* **What to do**:
- a) Print the passage of the Voodoo 2 essay between "I had been budgeting" and "two months away!", inclusive.
- b) Output, exactly as they appear, the stored data entries between the first line and the line holding "decay-arrow-2-head [679, 847, 691, 859]", inclusive.

* **Text section**:
[start]
Odysseus had to subdue elite Trojan warriors, fight mythological creatures, and journey through the underworld before beholding his beloved land of Ithaca. Was it worth twenty years of peril to see his home again? It would no doubt look a lot better after such a tempestuous trip. Everyone at some point takes a life-changing journey. Although not as heroic, I learned a few lessons and a bit about myself during the quest for my first Voodoo 2 graphics card.
Back in November of 1997, I surfed into a news flash: “3DFX Interactive announces Voodoo 2 chipset, 2 to 3 times faster.” I read further. This high-velocity hardware would be backward compatible with games written for the original Voodoo and cost only slightly more.
I had been budgeting to purchase some sort of 3D graphics accelerator card. I had read articles praising all sorts of boards for their increase in speed and visual depth. I saw the likelihood that Voodoo 2 would become the long awaited standard for a market confused with ill-supported products. I had drooled long enough over screen shots. This was the one. The release date was scheduled for 1st quarter, 1998, just two months away!
I dug in and determined to hold my ground until the release of Voodoo 2. During this time, I eagerly tracked the progress in the news. For the first time in my life, I did more surfing than gaming. Who wants to load up a game on inferior hardware? On the other hand, I didn’t yet have the new hardware, only a vision that all the hype I was reading would become a reality.
[end]
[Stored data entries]
[start]
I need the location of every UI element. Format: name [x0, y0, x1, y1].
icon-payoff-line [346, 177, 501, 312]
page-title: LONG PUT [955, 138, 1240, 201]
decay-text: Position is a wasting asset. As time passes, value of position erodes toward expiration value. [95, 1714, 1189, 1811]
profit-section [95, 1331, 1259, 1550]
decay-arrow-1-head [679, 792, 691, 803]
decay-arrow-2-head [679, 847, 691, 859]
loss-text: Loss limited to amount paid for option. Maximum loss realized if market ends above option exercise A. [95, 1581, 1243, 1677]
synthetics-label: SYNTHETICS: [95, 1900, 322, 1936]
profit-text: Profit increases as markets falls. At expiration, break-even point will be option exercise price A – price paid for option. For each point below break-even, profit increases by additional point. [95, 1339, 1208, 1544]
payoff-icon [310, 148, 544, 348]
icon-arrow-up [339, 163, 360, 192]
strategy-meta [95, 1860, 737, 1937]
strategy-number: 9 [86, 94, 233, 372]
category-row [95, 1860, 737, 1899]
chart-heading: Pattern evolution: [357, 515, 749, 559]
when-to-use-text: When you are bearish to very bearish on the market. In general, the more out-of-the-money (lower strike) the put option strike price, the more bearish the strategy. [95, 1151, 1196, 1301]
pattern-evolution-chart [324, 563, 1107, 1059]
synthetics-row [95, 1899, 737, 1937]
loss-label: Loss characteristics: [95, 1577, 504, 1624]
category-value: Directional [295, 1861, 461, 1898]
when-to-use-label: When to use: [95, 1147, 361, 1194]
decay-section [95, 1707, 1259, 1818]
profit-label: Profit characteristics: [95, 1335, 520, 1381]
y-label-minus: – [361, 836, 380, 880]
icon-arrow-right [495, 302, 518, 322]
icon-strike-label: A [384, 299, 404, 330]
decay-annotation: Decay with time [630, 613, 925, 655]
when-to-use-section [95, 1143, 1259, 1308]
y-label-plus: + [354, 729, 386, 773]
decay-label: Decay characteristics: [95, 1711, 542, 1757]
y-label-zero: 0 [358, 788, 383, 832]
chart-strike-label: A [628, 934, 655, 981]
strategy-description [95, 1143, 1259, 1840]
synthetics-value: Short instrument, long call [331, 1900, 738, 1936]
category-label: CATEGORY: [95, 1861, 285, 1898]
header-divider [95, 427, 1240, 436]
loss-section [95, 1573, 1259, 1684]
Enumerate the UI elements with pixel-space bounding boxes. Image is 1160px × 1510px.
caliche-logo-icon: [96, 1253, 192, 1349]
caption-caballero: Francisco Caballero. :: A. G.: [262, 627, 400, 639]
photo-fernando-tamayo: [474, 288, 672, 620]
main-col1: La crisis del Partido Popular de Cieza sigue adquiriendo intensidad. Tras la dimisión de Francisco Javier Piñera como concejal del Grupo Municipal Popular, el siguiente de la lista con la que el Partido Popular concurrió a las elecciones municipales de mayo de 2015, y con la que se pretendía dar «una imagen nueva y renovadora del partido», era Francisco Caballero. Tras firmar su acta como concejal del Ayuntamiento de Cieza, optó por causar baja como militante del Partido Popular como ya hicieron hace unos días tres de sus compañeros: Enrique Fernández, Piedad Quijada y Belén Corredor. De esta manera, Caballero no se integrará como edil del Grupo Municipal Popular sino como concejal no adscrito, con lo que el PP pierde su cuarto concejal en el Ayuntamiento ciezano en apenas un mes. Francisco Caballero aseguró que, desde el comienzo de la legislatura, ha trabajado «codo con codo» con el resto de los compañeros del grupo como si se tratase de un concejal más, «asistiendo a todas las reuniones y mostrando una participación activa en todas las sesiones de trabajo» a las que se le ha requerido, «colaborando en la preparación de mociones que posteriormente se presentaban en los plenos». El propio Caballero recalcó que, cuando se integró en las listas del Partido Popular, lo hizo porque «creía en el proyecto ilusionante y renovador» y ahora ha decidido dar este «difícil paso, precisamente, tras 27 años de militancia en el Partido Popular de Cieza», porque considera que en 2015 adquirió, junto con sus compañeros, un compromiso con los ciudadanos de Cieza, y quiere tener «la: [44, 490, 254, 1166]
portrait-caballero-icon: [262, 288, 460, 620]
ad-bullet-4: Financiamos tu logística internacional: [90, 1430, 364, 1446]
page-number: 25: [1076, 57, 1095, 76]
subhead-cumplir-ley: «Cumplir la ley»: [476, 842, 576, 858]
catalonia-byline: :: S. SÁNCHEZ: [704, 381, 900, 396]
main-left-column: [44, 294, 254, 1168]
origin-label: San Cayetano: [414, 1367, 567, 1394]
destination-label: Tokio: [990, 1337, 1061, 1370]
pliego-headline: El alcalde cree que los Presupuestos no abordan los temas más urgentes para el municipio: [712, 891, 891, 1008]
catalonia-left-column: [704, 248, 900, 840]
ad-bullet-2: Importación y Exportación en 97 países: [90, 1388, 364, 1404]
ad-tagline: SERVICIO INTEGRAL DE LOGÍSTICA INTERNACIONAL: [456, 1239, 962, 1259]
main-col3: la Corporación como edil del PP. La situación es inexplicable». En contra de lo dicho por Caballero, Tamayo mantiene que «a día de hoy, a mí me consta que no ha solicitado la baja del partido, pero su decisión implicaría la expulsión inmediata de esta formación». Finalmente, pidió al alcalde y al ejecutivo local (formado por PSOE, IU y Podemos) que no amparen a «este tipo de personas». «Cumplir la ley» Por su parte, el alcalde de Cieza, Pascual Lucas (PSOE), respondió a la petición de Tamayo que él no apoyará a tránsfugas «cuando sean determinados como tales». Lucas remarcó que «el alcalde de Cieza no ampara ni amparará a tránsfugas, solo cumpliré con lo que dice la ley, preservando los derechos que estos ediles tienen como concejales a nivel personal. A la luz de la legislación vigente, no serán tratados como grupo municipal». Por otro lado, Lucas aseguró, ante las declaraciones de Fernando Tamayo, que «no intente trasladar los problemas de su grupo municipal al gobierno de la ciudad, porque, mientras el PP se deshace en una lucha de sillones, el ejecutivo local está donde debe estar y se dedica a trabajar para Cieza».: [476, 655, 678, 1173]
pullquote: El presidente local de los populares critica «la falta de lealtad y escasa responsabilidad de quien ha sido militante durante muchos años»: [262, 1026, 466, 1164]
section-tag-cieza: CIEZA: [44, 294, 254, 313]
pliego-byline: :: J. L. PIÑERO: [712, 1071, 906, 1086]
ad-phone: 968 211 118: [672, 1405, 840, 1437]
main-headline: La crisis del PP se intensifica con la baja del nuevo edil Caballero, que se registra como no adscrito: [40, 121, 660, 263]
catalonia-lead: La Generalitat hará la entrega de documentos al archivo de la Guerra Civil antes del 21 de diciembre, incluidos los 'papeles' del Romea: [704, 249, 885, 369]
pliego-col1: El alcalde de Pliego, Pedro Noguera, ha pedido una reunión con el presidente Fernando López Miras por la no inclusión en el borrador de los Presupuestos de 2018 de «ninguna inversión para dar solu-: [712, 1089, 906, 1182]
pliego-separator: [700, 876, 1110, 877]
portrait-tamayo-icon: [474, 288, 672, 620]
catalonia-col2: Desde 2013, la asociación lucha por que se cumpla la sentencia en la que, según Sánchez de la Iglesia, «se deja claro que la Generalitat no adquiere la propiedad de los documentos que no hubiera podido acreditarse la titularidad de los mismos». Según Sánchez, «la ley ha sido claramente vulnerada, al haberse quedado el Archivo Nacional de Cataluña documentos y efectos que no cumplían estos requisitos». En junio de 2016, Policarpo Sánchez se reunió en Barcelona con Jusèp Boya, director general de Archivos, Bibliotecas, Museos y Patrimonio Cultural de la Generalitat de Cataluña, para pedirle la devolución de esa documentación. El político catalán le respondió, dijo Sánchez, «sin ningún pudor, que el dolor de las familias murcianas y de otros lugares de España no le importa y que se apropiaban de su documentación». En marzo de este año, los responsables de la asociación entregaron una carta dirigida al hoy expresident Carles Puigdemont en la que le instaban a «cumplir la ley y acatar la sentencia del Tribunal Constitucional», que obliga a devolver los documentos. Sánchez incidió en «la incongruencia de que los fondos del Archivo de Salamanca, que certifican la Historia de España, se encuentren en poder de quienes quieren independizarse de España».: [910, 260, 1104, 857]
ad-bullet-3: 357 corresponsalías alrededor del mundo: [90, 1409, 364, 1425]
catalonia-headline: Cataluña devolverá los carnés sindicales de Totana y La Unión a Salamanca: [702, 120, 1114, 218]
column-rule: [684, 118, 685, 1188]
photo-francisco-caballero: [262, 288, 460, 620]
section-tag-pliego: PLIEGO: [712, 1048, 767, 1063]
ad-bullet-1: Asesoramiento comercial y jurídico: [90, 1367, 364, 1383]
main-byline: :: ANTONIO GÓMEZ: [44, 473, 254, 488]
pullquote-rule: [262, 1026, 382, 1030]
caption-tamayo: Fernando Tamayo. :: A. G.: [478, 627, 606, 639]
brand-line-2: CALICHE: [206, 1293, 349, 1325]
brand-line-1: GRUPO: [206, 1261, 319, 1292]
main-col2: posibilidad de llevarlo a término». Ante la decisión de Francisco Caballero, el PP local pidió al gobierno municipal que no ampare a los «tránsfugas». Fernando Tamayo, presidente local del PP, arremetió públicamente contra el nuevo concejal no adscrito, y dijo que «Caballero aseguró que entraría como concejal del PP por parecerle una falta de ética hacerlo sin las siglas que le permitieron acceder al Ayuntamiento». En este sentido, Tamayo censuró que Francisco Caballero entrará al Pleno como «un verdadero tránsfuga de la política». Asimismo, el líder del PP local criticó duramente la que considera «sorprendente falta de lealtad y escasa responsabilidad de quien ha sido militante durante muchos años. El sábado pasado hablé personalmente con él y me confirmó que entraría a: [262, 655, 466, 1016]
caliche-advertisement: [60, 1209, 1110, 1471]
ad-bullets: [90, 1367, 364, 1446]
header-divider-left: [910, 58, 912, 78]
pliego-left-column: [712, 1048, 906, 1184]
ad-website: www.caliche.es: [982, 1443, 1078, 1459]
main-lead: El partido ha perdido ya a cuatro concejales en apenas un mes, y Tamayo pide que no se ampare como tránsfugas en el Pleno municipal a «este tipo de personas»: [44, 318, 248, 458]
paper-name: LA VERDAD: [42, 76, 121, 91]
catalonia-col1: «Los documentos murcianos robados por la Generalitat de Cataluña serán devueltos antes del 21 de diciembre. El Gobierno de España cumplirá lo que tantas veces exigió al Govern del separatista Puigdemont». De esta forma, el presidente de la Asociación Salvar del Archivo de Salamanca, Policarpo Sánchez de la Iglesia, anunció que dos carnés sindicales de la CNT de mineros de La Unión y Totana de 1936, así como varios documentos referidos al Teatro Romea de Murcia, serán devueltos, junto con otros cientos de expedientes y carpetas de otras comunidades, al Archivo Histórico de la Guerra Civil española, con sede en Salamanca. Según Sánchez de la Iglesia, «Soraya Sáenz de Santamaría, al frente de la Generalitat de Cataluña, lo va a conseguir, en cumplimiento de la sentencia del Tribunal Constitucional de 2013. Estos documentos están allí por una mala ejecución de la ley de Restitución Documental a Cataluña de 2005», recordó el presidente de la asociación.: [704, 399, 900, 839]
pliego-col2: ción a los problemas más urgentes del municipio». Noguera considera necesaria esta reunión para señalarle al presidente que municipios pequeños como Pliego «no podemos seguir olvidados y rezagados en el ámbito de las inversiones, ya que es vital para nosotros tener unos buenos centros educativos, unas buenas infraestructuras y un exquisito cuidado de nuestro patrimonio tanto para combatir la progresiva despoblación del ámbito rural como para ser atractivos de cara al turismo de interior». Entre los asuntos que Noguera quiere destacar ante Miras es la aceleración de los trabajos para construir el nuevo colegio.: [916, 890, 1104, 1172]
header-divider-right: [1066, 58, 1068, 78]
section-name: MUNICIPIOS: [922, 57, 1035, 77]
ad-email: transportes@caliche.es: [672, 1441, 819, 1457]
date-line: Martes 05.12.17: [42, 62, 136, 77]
[end]
* **Solutions in order**:
- a)
I had been budgeting to purchase some sort of 3D graphics accelerator card. I had read articles praising all sorts of boards for their increase in speed and visual depth. I saw the likelihood that Voodoo 2 would become the long awaited standard for a market confused with ill-supported products. I had drooled long enough over screen shots. This was the one. The release date was scheduled for 1st quarter, 1998, just two months away!

- b)
I need the location of every UI element. Format: name [x0, y0, x1, y1].
icon-payoff-line [346, 177, 501, 312]
page-title: LONG PUT [955, 138, 1240, 201]
decay-text: Position is a wasting asset. As time passes, value of position erodes toward expiration value. [95, 1714, 1189, 1811]
profit-section [95, 1331, 1259, 1550]
decay-arrow-1-head [679, 792, 691, 803]
decay-arrow-2-head [679, 847, 691, 859]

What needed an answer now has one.